### Written exercise
Isolate every line in the data with the string "федерального" and copy it.

(Collection entries)
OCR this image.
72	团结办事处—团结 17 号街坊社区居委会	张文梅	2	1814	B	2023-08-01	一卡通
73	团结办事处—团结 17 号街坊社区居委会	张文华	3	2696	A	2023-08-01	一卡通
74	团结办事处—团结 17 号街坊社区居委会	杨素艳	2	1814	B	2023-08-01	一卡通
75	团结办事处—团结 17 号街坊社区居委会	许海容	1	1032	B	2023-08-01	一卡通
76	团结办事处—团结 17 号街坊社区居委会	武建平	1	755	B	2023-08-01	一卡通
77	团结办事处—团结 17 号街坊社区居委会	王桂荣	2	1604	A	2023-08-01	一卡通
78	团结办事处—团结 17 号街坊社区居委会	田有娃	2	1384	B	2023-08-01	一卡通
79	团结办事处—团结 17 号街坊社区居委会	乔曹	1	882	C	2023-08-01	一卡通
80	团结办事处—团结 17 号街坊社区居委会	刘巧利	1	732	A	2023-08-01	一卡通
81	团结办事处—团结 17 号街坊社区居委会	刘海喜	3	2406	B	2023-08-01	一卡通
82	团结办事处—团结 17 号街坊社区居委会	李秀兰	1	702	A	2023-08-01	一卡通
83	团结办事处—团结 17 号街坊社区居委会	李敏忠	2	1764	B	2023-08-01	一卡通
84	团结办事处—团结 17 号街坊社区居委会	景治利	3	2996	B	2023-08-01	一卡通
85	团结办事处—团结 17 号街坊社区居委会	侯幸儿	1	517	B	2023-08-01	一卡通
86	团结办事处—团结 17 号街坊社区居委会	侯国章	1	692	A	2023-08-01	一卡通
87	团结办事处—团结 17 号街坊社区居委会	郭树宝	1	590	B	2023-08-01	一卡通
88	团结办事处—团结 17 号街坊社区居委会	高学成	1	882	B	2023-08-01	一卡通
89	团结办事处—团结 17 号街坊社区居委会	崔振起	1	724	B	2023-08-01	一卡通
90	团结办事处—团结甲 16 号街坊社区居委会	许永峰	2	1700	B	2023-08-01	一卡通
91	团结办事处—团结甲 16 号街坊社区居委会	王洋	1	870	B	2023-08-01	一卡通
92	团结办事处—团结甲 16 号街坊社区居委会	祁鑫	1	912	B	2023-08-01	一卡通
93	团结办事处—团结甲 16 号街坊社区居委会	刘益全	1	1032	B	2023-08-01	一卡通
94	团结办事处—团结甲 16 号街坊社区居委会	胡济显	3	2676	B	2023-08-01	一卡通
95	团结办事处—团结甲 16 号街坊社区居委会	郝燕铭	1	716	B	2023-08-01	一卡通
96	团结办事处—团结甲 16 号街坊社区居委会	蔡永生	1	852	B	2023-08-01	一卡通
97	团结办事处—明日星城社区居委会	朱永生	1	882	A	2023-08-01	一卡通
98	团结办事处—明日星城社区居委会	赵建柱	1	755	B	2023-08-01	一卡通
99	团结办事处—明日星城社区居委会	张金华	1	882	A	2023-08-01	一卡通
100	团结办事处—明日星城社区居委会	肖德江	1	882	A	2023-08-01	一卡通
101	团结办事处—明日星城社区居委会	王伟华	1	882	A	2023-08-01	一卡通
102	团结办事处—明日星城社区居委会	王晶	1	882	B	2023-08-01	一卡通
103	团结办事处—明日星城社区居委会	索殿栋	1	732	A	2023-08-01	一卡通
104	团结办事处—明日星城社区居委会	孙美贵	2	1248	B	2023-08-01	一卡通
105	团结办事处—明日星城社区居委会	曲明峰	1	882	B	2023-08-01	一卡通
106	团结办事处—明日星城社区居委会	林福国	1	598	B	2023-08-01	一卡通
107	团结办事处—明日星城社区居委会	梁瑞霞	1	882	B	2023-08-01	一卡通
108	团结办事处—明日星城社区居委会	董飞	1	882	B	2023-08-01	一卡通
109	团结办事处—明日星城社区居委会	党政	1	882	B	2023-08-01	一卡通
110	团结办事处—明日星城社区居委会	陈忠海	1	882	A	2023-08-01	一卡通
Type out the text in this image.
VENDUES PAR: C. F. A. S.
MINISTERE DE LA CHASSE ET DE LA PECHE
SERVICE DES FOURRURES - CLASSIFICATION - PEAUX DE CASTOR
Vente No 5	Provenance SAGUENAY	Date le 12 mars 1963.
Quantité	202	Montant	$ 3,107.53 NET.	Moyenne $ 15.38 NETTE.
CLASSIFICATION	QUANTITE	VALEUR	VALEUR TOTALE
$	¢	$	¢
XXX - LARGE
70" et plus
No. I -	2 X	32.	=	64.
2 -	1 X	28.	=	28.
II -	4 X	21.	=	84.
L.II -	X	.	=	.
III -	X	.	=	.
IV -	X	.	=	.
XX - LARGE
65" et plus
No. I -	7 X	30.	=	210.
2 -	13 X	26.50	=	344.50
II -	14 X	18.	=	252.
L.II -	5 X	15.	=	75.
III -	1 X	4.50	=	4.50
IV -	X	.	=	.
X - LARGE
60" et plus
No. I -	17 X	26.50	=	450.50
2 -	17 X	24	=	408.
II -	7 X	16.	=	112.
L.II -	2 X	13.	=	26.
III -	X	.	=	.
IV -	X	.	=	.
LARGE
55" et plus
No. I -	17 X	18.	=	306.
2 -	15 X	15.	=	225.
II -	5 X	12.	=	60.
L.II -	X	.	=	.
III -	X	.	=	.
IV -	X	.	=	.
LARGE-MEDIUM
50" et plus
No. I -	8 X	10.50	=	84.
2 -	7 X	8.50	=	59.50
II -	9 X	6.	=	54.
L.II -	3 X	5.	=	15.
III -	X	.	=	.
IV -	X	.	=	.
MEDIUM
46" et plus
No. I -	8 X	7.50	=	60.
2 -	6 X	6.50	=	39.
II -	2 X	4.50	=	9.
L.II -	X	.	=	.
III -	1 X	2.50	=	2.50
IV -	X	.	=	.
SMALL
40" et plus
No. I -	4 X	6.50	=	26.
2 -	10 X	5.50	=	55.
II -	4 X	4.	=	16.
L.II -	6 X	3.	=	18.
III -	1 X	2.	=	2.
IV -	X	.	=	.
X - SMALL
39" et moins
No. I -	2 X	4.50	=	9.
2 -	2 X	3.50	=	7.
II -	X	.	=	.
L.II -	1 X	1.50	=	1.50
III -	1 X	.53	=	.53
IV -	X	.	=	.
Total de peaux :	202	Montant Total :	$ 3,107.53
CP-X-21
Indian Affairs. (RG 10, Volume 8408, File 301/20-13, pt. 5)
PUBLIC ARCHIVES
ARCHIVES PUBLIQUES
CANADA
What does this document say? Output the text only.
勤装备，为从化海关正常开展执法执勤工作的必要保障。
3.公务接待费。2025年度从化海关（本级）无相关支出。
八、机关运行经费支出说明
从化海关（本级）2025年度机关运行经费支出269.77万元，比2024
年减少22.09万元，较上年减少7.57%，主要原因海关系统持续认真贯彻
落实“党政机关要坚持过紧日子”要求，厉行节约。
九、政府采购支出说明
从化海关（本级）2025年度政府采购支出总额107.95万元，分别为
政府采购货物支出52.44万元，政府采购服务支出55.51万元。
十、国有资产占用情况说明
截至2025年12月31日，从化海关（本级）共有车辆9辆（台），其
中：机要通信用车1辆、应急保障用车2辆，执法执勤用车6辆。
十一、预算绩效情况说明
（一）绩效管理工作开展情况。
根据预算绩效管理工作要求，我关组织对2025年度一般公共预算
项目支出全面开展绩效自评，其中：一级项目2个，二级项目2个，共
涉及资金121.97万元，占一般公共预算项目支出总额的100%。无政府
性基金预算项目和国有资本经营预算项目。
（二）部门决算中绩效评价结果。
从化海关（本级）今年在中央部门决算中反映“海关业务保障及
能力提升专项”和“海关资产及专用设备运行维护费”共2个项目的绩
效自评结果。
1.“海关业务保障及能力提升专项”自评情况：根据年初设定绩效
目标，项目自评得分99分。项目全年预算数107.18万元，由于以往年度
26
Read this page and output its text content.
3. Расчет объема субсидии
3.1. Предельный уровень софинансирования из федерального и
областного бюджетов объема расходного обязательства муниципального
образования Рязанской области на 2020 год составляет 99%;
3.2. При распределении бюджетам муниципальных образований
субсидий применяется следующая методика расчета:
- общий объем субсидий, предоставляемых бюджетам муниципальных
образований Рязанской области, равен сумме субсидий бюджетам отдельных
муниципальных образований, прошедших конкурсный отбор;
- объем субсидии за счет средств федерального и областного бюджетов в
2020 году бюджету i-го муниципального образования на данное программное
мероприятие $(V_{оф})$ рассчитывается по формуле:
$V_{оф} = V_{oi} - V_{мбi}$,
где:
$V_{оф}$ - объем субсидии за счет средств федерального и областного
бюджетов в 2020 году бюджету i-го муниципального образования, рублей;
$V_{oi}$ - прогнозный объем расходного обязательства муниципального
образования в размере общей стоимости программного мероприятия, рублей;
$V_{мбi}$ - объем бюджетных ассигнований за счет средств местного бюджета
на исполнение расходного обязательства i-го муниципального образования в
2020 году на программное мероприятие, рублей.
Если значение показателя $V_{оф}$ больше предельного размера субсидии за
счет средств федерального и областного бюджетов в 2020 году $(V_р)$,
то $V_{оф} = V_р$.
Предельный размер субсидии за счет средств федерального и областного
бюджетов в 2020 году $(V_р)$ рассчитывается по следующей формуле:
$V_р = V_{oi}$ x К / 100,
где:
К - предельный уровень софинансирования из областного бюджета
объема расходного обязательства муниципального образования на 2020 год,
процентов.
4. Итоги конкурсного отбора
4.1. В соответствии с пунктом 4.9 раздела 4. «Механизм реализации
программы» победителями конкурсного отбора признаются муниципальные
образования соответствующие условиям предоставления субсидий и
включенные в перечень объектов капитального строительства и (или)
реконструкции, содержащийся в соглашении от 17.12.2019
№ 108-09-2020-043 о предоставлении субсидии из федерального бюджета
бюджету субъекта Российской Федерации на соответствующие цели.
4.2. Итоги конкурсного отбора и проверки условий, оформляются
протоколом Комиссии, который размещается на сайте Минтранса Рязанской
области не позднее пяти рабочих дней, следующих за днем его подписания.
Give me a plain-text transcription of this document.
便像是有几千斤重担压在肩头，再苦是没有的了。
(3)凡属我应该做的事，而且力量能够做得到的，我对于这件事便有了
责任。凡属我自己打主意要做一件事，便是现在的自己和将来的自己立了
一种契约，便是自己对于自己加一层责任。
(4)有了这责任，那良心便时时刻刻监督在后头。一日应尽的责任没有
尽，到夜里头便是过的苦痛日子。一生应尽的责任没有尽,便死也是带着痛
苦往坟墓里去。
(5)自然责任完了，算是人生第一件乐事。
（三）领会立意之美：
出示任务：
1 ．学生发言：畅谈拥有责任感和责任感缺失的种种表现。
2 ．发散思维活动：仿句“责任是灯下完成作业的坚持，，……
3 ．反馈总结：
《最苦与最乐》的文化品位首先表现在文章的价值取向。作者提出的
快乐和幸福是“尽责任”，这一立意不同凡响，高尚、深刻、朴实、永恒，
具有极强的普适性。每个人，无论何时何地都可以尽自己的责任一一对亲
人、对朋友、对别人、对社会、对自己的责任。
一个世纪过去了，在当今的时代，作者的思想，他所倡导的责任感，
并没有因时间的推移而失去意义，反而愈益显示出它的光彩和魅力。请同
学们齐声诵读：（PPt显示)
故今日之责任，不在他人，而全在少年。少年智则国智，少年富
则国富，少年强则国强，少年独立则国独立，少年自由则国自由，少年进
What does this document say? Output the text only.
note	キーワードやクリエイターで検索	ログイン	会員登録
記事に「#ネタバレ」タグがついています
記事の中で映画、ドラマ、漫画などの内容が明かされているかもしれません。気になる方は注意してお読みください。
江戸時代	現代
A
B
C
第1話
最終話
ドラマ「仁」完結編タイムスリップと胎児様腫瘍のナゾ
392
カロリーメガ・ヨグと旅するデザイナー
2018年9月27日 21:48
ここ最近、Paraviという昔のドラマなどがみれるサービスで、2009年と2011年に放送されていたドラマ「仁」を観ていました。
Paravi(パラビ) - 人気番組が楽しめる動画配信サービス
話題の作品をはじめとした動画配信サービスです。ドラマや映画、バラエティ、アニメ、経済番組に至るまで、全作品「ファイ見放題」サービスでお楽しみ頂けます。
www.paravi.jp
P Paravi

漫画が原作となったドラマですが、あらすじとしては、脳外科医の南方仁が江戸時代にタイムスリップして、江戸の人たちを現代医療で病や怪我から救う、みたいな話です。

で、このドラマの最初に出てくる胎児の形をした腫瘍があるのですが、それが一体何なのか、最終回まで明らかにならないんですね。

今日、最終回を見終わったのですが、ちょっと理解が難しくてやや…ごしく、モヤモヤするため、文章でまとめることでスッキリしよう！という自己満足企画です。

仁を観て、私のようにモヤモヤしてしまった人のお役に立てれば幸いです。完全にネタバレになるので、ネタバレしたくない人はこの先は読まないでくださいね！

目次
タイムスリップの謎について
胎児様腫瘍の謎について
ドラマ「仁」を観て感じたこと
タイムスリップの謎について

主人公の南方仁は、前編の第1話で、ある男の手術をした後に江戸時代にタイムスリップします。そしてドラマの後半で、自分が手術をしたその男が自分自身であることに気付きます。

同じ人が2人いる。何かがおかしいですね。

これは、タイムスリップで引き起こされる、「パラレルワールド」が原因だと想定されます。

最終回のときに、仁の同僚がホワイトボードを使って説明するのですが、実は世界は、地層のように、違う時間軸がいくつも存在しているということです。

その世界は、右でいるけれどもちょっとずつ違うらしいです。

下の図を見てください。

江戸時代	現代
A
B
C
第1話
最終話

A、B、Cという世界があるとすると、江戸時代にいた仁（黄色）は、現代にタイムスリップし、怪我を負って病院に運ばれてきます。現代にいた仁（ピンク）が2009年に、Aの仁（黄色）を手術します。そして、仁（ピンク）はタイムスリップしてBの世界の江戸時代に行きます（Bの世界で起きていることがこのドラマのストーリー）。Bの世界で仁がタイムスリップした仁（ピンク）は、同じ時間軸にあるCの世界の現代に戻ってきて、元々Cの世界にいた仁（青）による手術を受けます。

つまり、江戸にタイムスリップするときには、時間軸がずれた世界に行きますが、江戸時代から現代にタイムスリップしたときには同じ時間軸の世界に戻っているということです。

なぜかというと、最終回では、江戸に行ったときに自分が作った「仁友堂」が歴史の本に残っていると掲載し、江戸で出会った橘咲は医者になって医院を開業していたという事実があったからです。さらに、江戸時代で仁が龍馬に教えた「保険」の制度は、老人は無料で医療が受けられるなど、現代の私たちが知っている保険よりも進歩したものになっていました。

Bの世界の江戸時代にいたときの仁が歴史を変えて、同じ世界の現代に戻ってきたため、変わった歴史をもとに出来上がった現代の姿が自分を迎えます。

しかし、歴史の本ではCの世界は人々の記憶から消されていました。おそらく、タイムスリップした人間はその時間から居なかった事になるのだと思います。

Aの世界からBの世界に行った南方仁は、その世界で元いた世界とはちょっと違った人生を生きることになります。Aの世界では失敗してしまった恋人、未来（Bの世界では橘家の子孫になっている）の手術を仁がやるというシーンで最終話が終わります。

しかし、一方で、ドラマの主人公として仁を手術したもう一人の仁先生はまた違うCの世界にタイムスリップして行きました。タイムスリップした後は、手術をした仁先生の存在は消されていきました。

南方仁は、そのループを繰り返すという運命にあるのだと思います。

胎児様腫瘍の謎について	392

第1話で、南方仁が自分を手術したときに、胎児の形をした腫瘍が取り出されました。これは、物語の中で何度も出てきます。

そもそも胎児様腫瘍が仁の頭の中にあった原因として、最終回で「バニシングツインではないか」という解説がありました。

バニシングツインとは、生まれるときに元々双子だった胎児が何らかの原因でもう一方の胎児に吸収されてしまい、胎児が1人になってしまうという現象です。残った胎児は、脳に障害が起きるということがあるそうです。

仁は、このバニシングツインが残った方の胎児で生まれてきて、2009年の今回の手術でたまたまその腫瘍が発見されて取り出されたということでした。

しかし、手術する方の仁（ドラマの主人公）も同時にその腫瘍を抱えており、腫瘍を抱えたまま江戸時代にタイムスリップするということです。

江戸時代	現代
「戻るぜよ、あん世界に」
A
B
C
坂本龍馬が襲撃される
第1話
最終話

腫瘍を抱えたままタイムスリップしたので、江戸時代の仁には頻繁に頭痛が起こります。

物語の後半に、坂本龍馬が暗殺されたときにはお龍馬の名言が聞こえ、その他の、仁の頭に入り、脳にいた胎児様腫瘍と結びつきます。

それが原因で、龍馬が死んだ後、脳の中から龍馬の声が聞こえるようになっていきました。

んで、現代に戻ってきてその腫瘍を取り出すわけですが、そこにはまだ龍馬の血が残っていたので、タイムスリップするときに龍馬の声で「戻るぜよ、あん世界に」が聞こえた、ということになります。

### Solved problem
3.1. Предельный уровень софинансирования из федерального и
- объем субсидии за счет средств федерального и областного бюджетов в
$V_{оф}$ - объем субсидии за счет средств федерального и областного
счет средств федерального и областного бюджетов в 2020 году $(V_р)$,
Предельный размер субсидии за счет средств федерального и областного
№ 108-09-2020-043 о предоставлении субсидии из федерального бюджета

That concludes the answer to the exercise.